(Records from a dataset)
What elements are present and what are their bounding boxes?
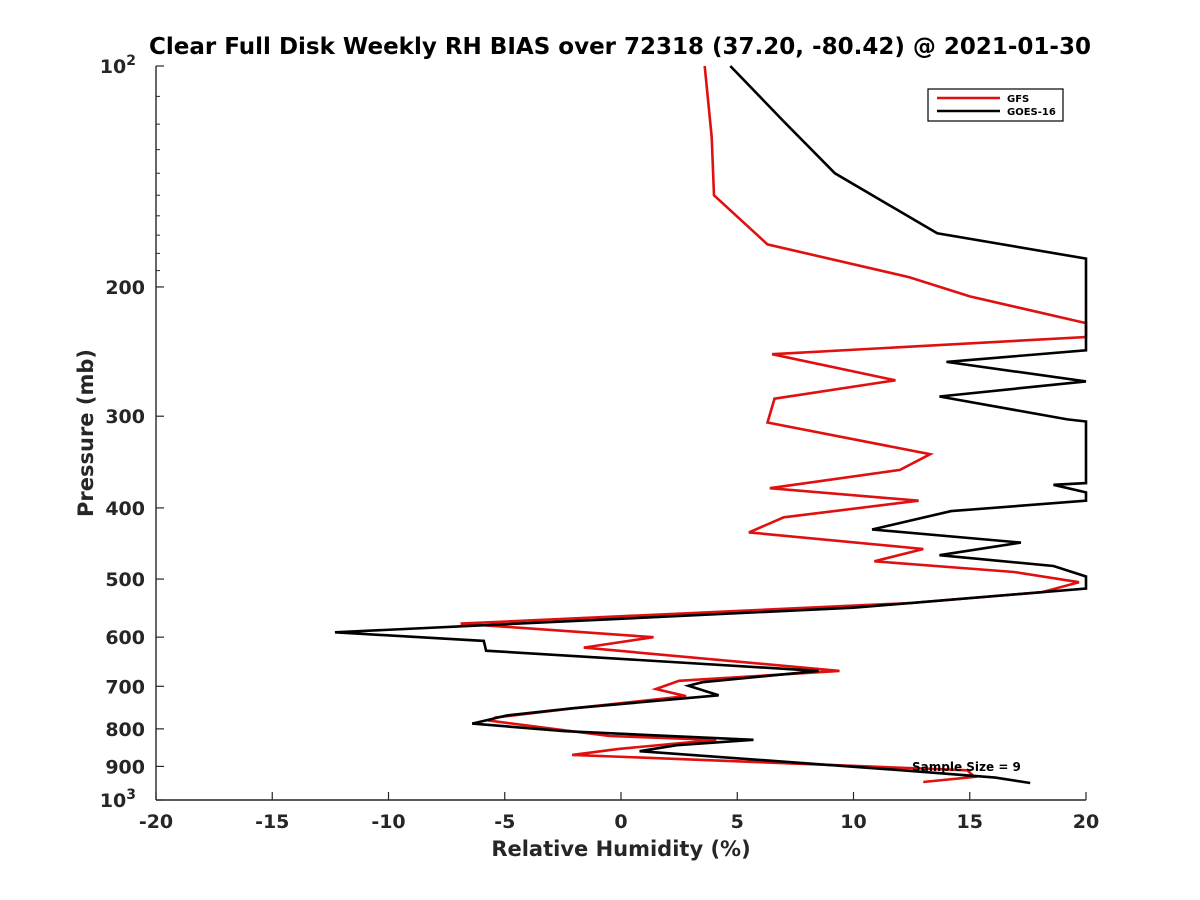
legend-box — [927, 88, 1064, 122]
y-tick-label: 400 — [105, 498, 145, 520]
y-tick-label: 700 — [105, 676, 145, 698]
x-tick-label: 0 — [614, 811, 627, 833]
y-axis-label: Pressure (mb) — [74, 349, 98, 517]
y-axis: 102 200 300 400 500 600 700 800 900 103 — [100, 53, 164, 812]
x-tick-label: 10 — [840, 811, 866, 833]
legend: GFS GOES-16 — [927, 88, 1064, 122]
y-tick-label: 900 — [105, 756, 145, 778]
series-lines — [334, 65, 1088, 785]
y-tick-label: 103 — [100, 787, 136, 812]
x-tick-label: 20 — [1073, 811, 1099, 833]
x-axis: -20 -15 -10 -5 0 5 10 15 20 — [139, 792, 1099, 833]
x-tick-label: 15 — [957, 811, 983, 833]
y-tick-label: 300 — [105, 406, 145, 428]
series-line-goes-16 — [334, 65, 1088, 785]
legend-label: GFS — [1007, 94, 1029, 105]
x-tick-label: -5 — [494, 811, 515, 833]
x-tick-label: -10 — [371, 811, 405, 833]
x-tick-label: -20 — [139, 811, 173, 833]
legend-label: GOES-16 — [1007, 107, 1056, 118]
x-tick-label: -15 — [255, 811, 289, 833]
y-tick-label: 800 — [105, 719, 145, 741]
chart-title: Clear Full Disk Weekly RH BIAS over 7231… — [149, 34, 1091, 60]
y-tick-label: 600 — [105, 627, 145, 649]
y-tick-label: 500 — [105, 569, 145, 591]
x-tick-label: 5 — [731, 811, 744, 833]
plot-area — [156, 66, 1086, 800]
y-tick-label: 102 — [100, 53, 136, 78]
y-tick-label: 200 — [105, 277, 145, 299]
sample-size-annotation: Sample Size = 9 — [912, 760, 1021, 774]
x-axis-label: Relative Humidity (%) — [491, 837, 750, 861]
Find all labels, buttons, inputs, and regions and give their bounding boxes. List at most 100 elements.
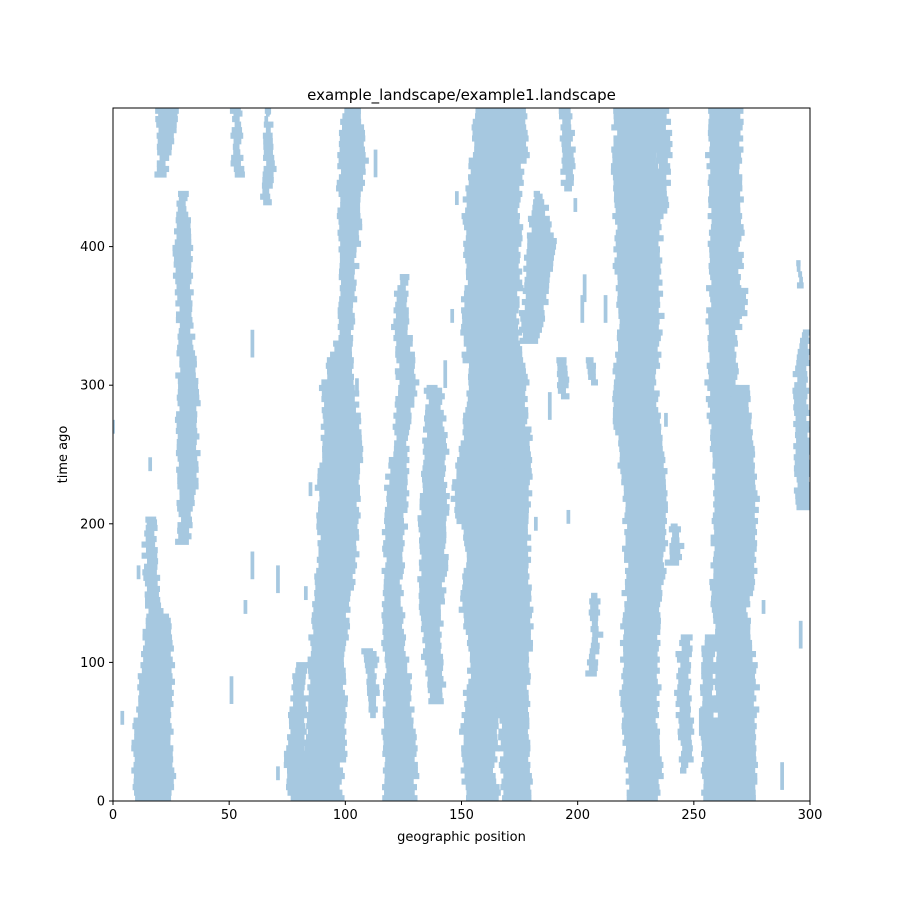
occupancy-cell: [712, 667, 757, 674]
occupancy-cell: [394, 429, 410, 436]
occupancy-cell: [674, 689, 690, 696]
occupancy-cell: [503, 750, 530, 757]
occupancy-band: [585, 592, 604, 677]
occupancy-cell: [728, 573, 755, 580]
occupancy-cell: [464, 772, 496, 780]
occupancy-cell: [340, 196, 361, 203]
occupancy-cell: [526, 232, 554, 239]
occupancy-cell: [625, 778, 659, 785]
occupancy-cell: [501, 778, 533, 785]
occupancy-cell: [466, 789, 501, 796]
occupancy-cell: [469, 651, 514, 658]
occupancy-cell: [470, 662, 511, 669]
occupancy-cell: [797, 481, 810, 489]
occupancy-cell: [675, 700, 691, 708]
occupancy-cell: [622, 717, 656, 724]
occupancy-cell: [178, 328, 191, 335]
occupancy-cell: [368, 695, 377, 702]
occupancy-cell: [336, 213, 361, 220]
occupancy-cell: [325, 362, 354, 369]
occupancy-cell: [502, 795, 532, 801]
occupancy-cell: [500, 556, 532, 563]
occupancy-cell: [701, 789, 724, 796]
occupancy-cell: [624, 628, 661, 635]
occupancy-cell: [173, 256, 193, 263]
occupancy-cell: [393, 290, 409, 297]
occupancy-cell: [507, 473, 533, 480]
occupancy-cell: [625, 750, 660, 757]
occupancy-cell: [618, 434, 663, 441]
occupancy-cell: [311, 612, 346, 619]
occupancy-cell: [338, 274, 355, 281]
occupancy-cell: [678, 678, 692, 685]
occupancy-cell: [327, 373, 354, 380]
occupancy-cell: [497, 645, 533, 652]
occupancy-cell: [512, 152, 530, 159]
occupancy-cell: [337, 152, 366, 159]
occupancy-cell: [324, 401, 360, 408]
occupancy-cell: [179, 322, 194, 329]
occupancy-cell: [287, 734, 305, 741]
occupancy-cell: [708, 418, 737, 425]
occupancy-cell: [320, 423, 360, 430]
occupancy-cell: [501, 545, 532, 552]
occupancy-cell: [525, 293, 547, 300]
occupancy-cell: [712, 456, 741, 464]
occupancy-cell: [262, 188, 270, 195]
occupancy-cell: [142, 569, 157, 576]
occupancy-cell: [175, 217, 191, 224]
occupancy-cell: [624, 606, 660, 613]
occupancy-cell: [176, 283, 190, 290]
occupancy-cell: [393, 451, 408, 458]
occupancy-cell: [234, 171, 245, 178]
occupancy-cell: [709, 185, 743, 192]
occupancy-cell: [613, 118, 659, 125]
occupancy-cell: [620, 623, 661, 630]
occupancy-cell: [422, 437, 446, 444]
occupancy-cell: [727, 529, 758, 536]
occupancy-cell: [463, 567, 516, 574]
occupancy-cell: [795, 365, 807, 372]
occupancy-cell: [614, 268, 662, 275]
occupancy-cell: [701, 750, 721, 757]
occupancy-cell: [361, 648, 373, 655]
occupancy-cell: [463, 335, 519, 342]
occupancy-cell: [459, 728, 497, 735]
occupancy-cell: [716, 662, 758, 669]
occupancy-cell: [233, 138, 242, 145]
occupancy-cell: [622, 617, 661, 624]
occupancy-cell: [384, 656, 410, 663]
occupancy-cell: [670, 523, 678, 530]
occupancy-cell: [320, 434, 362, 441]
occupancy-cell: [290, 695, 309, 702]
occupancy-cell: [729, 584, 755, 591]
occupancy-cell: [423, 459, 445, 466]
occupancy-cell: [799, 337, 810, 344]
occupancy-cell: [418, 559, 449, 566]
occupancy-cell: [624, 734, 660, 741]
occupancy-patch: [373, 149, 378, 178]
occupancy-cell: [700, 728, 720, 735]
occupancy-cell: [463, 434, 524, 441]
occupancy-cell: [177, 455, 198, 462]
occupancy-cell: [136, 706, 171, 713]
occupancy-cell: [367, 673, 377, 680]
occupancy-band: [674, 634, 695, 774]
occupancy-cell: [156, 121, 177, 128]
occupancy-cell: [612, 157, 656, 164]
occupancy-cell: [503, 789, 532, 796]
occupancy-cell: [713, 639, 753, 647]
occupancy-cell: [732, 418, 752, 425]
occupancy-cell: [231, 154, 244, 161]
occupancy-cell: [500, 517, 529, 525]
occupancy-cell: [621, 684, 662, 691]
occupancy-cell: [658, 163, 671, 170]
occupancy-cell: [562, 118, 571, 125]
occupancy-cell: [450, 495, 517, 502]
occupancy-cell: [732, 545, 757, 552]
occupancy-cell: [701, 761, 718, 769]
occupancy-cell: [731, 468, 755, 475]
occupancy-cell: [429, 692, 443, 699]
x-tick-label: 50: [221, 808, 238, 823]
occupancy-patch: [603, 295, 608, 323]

Written request: Reproduce all of the rows above word for word, leaving out the pictures.

The response:
What elements are present and what are their bounding boxes?
legend-box — [927, 88, 1064, 122]
y-tick-label: 400 — [105, 498, 145, 520]
y-tick-label: 700 — [105, 676, 145, 698]
x-tick-label: 0 — [614, 811, 627, 833]
y-axis-label: Pressure (mb) — [74, 349, 98, 517]
y-axis: 102 200 300 400 500 600 700 800 900 103 — [100, 53, 164, 812]
x-tick-label: 10 — [840, 811, 866, 833]
legend: GFS GOES-16 — [927, 88, 1064, 122]
y-tick-label: 900 — [105, 756, 145, 778]
series-lines — [334, 65, 1088, 785]
y-tick-label: 103 — [100, 787, 136, 812]
x-tick-label: 20 — [1073, 811, 1099, 833]
x-axis: -20 -15 -10 -5 0 5 10 15 20 — [139, 792, 1099, 833]
x-tick-label: 15 — [957, 811, 983, 833]
y-tick-label: 300 — [105, 406, 145, 428]
series-line-goes-16 — [334, 65, 1088, 785]
legend-label: GFS — [1007, 94, 1029, 105]
x-tick-label: -5 — [494, 811, 515, 833]
x-tick-label: -10 — [371, 811, 405, 833]
x-tick-label: -20 — [139, 811, 173, 833]
legend-label: GOES-16 — [1007, 107, 1056, 118]
x-tick-label: -15 — [255, 811, 289, 833]
y-tick-label: 800 — [105, 719, 145, 741]
chart-title: Clear Full Disk Weekly RH BIAS over 7231… — [149, 34, 1091, 60]
y-tick-label: 600 — [105, 627, 145, 649]
y-tick-label: 500 — [105, 569, 145, 591]
x-tick-label: 5 — [731, 811, 744, 833]
plot-area — [156, 66, 1086, 800]
y-tick-label: 102 — [100, 53, 136, 78]
y-tick-label: 200 — [105, 277, 145, 299]
sample-size-annotation: Sample Size = 9 — [912, 760, 1021, 774]
x-axis-label: Relative Humidity (%) — [491, 837, 750, 861]
Find all labels, buttons, inputs, and regions and give their bounding boxes. List at most 100 elements.
occupancy-cell: [712, 667, 757, 674]
occupancy-cell: [394, 429, 410, 436]
occupancy-cell: [674, 689, 690, 696]
occupancy-cell: [503, 750, 530, 757]
occupancy-band: [585, 592, 604, 677]
occupancy-cell: [728, 573, 755, 580]
occupancy-cell: [464, 772, 496, 780]
occupancy-cell: [340, 196, 361, 203]
occupancy-cell: [526, 232, 554, 239]
occupancy-cell: [625, 778, 659, 785]
occupancy-cell: [501, 778, 533, 785]
occupancy-cell: [466, 789, 501, 796]
occupancy-cell: [469, 651, 514, 658]
occupancy-cell: [470, 662, 511, 669]
occupancy-cell: [797, 481, 810, 489]
occupancy-cell: [675, 700, 691, 708]
occupancy-cell: [622, 717, 656, 724]
occupancy-cell: [178, 328, 191, 335]
occupancy-cell: [368, 695, 377, 702]
occupancy-cell: [336, 213, 361, 220]
occupancy-cell: [325, 362, 354, 369]
occupancy-cell: [502, 795, 532, 801]
occupancy-cell: [500, 556, 532, 563]
occupancy-cell: [701, 789, 724, 796]
occupancy-cell: [624, 628, 661, 635]
occupancy-cell: [173, 256, 193, 263]
occupancy-cell: [393, 290, 409, 297]
occupancy-cell: [507, 473, 533, 480]
occupancy-cell: [625, 750, 660, 757]
occupancy-cell: [618, 434, 663, 441]
occupancy-cell: [311, 612, 346, 619]
occupancy-cell: [338, 274, 355, 281]
occupancy-cell: [678, 678, 692, 685]
occupancy-cell: [327, 373, 354, 380]
occupancy-cell: [497, 645, 533, 652]
occupancy-cell: [512, 152, 530, 159]
occupancy-cell: [337, 152, 366, 159]
occupancy-cell: [324, 401, 360, 408]
occupancy-cell: [179, 322, 194, 329]
occupancy-cell: [287, 734, 305, 741]
occupancy-cell: [708, 418, 737, 425]
occupancy-cell: [320, 423, 360, 430]
occupancy-cell: [501, 545, 532, 552]
occupancy-cell: [525, 293, 547, 300]
occupancy-cell: [712, 456, 741, 464]
occupancy-cell: [262, 188, 270, 195]
occupancy-cell: [142, 569, 157, 576]
occupancy-cell: [175, 217, 191, 224]
occupancy-cell: [624, 606, 660, 613]
occupancy-cell: [176, 283, 190, 290]
occupancy-cell: [393, 451, 408, 458]
occupancy-cell: [234, 171, 245, 178]
occupancy-cell: [709, 185, 743, 192]
occupancy-cell: [613, 118, 659, 125]
occupancy-cell: [620, 623, 661, 630]
occupancy-cell: [422, 437, 446, 444]
occupancy-cell: [727, 529, 758, 536]
occupancy-cell: [463, 567, 516, 574]
occupancy-cell: [795, 365, 807, 372]
occupancy-cell: [614, 268, 662, 275]
occupancy-cell: [701, 750, 721, 757]
occupancy-cell: [361, 648, 373, 655]
occupancy-cell: [463, 335, 519, 342]
occupancy-cell: [459, 728, 497, 735]
occupancy-cell: [716, 662, 758, 669]
occupancy-cell: [233, 138, 242, 145]
occupancy-cell: [622, 617, 661, 624]
occupancy-cell: [384, 656, 410, 663]
occupancy-cell: [670, 523, 678, 530]
occupancy-cell: [320, 434, 362, 441]
occupancy-cell: [290, 695, 309, 702]
occupancy-cell: [729, 584, 755, 591]
occupancy-cell: [423, 459, 445, 466]
occupancy-cell: [799, 337, 810, 344]
occupancy-cell: [418, 559, 449, 566]
occupancy-cell: [624, 734, 660, 741]
occupancy-patch: [373, 149, 378, 178]
occupancy-cell: [700, 728, 720, 735]
occupancy-cell: [463, 434, 524, 441]
occupancy-cell: [177, 455, 198, 462]
occupancy-cell: [136, 706, 171, 713]
occupancy-cell: [367, 673, 377, 680]
occupancy-band: [674, 634, 695, 774]
occupancy-cell: [156, 121, 177, 128]
occupancy-cell: [612, 157, 656, 164]
occupancy-cell: [503, 789, 532, 796]
occupancy-cell: [713, 639, 753, 647]
occupancy-cell: [732, 418, 752, 425]
occupancy-cell: [231, 154, 244, 161]
occupancy-cell: [500, 517, 529, 525]
occupancy-cell: [621, 684, 662, 691]
occupancy-cell: [658, 163, 671, 170]
occupancy-cell: [562, 118, 571, 125]
occupancy-cell: [450, 495, 517, 502]
occupancy-cell: [732, 545, 757, 552]
occupancy-cell: [701, 761, 718, 769]
occupancy-cell: [731, 468, 755, 475]
occupancy-cell: [429, 692, 443, 699]
x-tick-label: 50: [221, 808, 238, 823]
occupancy-patch: [603, 295, 608, 323]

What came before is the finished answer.